What the exercise asks
Write out every entry, unchanged. Skip any picture.

Supplied information
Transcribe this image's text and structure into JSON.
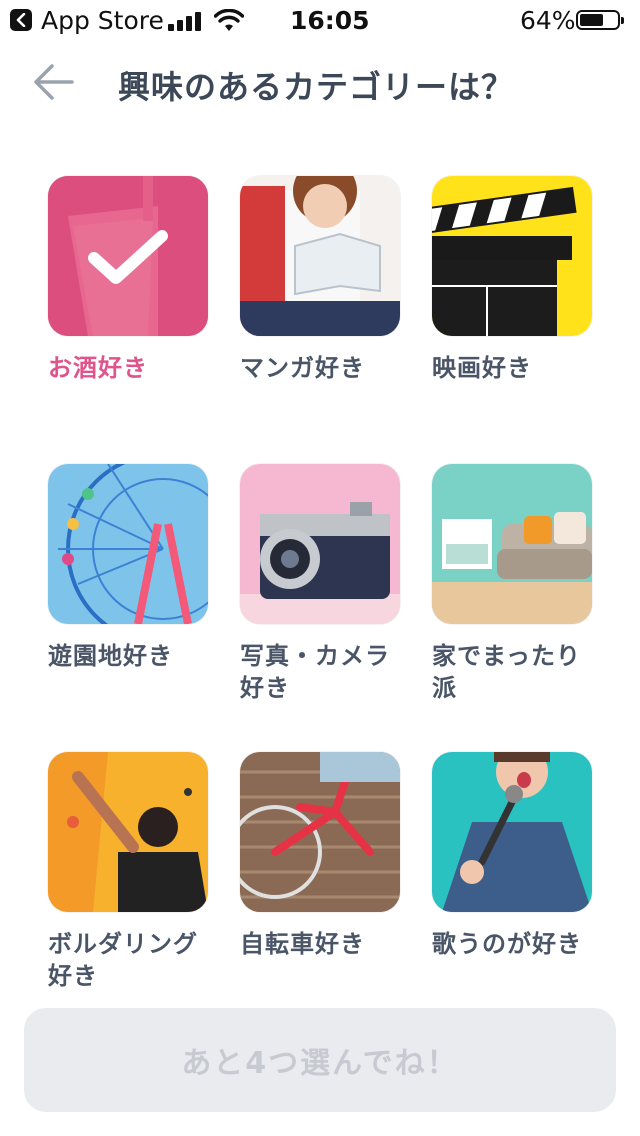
{
  "status_bar": {
    "back_app_label": "App Store",
    "time": "16:05",
    "battery": "64%",
    "battery_level": 0.64
  },
  "header": {
    "title": "興味のあるカテゴリーは？",
    "back_icon": "arrow-left-icon"
  },
  "categories": [
    {
      "label": "お酒好き",
      "selected": true
    },
    {
      "label": "マンガ好き",
      "selected": false
    },
    {
      "label": "映画好き",
      "selected": false
    },
    {
      "label": "遊園地好き",
      "selected": false
    },
    {
      "label": "写真・カメラ好き",
      "selected": false
    },
    {
      "label": "家でまったり派",
      "selected": false
    },
    {
      "label": "ボルダリング好き",
      "selected": false
    },
    {
      "label": "自転車好き",
      "selected": false
    },
    {
      "label": "歌うのが好き",
      "selected": false
    }
  ],
  "footer": {
    "button_label": "あと4つ選んでね！"
  },
  "colors": {
    "accent": "#e0548b",
    "text": "#3c4858",
    "button_bg": "#e9ebee",
    "button_text": "#c7cbd1"
  }
}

The response
Transcribe this image's text and structure into JSON.
{
  "status_bar": {
    "back_app_label": "App Store",
    "time": "16:05",
    "battery": "64%",
    "battery_level": 0.64
  },
  "header": {
    "title": "興味のあるカテゴリーは？",
    "back_icon": "arrow-left-icon"
  },
  "categories": [
    {
      "label": "お酒好き",
      "selected": true
    },
    {
      "label": "マンガ好き",
      "selected": false
    },
    {
      "label": "映画好き",
      "selected": false
    },
    {
      "label": "遊園地好き",
      "selected": false
    },
    {
      "label": "写真・カメラ好き",
      "selected": false
    },
    {
      "label": "家でまったり派",
      "selected": false
    },
    {
      "label": "ボルダリング好き",
      "selected": false
    },
    {
      "label": "自転車好き",
      "selected": false
    },
    {
      "label": "歌うのが好き",
      "selected": false
    }
  ],
  "footer": {
    "button_label": "あと4つ選んでね！"
  },
  "colors": {
    "accent": "#e0548b",
    "text": "#3c4858",
    "button_bg": "#e9ebee",
    "button_text": "#c7cbd1"
  }
}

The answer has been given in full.